Document:
This is a short monograph I wrote after finding a neat proof of a simple fact that I needed to know for my dissertation. It's too tedious and not relevant enough to go in the dissertation, but it is a neat application of real analysis to geometry. Therefore I decided to write it up very carefully, with a little bit of background. The intended audience is people who are interested in geometry and have seen some real analysis, but might not have much background aside from what you would see in a standard analysis course.
If you've taken a calculus class, you were probably taught at some point how to find the length of a smooth curve on the plane, which for now we'll call $C$.
There are four basic steps: first, you need to parameterize your curve, meaning find some smooth map $c: [a,b] \to \mathbb{R}^2$ which maps $[a,b]$ onto $C$. By this I mean, every point in $[a,b]$ needs to be mapped to a point in $C$, and every point in $C$ needs to be equal to $c(t)$ for some value $t$ in $[a,b]$. There are infinitely many different parameterizations of $C$, but it turns out that we can pick any of them and obtain the same length.
As a running example, I'm going to define a specific curve with a specific parameterization.
Let \[c(t) := (t - \frac{t^3}{3}, t^2),\] for $t \in [0,4]$.

Information shown:

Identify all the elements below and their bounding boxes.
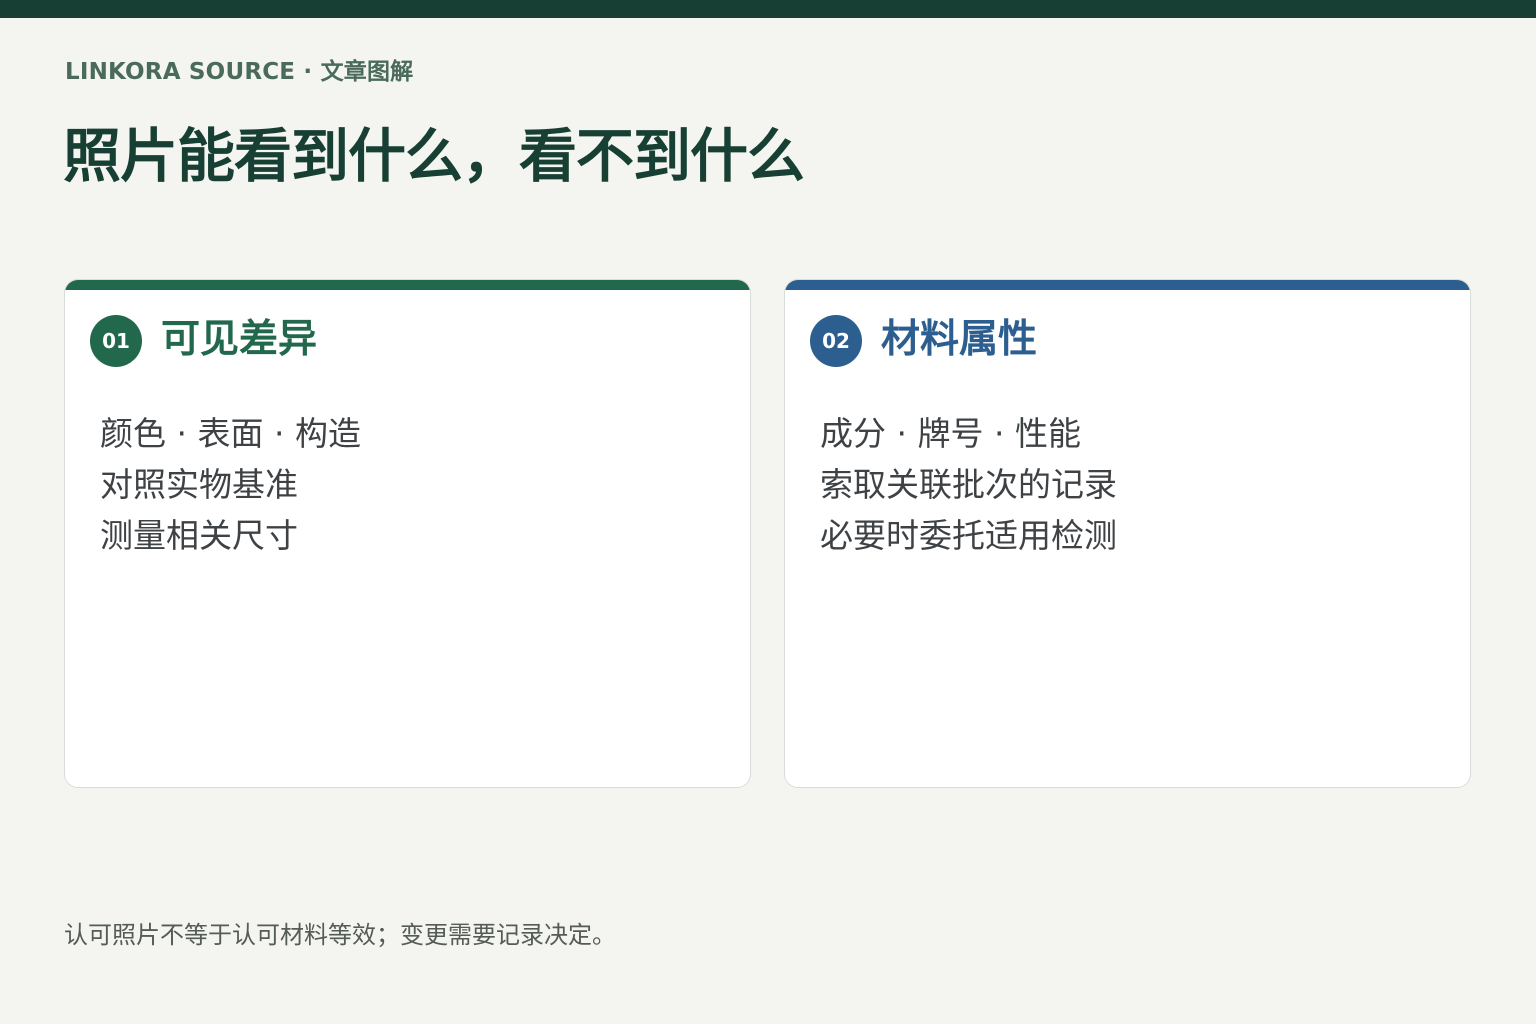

Task requirements:
- a) In the curve-length monograph, over what interval is the parameter t of the running example defined?
- b) From the curve-length monograph, output the passage that begins with "If you've taken" and ends with "a specific parameterization.", copied verbatim.

Solutions per task:
- a) The interval [0, 4].

- b)
If you've taken a calculus class, you were probably taught at some point how to find the length of a smooth curve on the plane, which for now we'll call $C$.
There are four basic steps: first, you need to parameterize your curve, meaning find some smooth map $c: [a,b] \to \mathbb{R}^2$ which maps $[a,b]$ onto $C$. By this I mean, every point in $[a,b]$ needs to be mapped to a point in $C$, and every point in $C$ needs to be equal to $c(t)$ for some value $t$ in $[a,b]$. There are infinitely many different parameterizations of $C$, but it turns out that we can pick any of them and obtain the same length.
As a running example, I'm going to define a specific curve with a specific parameterization.